= Collected data entries =
>> begin

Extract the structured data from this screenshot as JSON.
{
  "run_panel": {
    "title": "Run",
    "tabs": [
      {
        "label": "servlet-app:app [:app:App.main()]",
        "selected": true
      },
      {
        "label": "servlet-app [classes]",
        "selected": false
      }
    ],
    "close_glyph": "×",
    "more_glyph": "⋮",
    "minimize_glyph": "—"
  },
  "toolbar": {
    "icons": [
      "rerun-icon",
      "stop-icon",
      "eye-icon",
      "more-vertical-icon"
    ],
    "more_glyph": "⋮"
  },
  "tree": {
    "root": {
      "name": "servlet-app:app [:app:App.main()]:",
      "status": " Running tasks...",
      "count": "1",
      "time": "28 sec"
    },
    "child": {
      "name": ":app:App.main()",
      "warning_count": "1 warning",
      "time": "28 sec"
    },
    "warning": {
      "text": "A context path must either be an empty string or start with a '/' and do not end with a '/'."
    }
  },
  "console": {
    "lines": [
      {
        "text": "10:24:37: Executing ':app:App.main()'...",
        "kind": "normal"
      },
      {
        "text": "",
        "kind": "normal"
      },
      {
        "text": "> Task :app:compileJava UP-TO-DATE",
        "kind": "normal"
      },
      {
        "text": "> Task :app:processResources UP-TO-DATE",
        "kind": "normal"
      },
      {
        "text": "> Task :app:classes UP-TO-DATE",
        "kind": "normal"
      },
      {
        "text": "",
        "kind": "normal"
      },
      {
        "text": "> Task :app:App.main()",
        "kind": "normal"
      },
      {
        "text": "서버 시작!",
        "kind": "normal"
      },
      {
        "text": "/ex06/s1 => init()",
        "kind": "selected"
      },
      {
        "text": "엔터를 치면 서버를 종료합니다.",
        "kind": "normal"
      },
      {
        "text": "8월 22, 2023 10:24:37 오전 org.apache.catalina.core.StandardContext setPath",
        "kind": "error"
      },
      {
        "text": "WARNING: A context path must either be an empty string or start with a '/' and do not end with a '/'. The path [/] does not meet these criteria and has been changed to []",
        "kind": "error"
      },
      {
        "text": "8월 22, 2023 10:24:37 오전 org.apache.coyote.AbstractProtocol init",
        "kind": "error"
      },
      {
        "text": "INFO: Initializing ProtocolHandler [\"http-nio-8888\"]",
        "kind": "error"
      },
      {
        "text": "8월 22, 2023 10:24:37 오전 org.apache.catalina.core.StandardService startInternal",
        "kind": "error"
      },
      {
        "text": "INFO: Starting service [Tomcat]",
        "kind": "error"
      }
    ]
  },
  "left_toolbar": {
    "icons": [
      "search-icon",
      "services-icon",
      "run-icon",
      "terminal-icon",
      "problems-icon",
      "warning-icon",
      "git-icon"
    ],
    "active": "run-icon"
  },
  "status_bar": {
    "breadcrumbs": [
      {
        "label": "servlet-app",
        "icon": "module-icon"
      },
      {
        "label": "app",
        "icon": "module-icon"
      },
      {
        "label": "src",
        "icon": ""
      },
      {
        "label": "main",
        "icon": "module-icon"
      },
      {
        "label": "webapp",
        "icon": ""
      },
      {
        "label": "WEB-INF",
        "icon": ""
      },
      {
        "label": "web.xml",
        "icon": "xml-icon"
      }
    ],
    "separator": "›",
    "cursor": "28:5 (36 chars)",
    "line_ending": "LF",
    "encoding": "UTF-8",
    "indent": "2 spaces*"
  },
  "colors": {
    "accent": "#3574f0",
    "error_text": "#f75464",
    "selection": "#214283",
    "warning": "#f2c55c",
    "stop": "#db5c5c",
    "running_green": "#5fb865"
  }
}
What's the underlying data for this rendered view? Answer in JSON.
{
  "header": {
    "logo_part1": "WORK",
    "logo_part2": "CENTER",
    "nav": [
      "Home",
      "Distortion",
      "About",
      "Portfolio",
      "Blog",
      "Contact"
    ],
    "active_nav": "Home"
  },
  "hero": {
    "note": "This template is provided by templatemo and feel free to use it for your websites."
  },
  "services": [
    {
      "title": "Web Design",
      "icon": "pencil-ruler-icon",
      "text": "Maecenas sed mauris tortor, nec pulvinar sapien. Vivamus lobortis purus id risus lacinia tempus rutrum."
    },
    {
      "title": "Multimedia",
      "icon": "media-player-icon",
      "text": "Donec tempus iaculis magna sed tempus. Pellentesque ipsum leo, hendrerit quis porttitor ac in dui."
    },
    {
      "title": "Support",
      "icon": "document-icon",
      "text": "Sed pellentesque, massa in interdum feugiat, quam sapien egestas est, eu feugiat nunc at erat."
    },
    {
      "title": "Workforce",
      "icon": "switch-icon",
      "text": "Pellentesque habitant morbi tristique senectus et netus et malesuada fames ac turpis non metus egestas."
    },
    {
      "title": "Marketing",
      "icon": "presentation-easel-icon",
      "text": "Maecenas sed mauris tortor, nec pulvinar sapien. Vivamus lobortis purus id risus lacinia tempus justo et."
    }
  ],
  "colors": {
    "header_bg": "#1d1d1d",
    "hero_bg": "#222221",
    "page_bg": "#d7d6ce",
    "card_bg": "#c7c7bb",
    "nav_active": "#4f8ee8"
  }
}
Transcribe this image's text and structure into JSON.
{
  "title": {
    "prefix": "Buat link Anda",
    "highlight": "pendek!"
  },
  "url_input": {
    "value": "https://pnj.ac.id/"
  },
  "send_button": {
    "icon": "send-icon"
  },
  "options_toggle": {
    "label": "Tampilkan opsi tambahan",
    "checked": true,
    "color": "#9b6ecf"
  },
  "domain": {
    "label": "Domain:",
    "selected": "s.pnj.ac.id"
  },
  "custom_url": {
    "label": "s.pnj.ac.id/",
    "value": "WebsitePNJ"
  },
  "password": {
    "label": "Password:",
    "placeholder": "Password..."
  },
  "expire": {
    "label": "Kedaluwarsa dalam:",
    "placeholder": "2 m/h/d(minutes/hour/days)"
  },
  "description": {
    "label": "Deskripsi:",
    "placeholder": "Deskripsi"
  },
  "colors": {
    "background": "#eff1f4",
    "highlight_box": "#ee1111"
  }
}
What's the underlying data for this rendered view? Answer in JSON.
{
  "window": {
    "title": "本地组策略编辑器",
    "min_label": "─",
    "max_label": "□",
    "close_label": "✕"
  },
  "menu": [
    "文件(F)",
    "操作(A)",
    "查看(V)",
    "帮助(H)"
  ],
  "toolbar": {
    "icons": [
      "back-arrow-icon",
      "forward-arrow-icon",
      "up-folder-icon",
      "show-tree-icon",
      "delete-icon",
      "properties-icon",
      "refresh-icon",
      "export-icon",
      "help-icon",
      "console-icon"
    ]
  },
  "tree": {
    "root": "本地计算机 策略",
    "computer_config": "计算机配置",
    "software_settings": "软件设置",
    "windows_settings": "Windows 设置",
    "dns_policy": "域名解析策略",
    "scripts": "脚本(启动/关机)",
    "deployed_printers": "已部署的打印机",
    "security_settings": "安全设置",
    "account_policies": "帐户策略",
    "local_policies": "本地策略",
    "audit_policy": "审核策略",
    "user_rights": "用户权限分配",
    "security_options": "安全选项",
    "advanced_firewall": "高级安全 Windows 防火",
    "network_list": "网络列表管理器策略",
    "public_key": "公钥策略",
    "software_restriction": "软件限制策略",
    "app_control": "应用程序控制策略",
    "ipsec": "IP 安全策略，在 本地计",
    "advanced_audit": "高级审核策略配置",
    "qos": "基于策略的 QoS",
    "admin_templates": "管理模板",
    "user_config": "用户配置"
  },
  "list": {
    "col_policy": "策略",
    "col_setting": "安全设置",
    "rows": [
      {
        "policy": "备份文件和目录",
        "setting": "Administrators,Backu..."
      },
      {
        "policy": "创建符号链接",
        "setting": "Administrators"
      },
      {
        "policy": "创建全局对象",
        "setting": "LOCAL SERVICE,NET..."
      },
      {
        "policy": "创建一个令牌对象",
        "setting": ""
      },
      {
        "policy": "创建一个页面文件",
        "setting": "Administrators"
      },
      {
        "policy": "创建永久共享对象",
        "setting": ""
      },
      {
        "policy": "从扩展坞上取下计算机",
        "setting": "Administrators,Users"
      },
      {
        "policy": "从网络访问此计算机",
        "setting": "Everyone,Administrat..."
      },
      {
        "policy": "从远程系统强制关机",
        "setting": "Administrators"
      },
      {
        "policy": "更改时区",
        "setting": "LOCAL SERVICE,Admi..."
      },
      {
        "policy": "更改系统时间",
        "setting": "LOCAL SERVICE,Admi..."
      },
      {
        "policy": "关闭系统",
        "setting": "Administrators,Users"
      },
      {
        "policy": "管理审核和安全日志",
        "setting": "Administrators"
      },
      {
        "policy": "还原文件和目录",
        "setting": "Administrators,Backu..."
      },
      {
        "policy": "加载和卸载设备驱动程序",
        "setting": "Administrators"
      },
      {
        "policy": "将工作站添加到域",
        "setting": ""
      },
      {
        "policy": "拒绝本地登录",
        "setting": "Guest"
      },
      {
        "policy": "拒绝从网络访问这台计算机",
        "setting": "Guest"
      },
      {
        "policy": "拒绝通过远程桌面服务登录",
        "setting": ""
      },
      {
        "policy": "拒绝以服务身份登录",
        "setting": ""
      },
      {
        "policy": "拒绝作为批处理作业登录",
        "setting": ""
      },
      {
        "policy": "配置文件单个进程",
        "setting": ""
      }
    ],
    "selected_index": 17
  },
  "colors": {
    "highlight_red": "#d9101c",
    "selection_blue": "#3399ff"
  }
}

>> end

= SET EXERCISE =
Search the lines for the string "tortor" and copy every line that has it.

= RESULT OF THE TASK =
      "text": "Maecenas sed mauris tortor, nec pulvinar sapien. Vivamus lobortis purus id risus lacinia tempus rutrum."
      "text": "Maecenas sed mauris tortor, nec pulvinar sapien. Vivamus lobortis purus id risus lacinia tempus justo et."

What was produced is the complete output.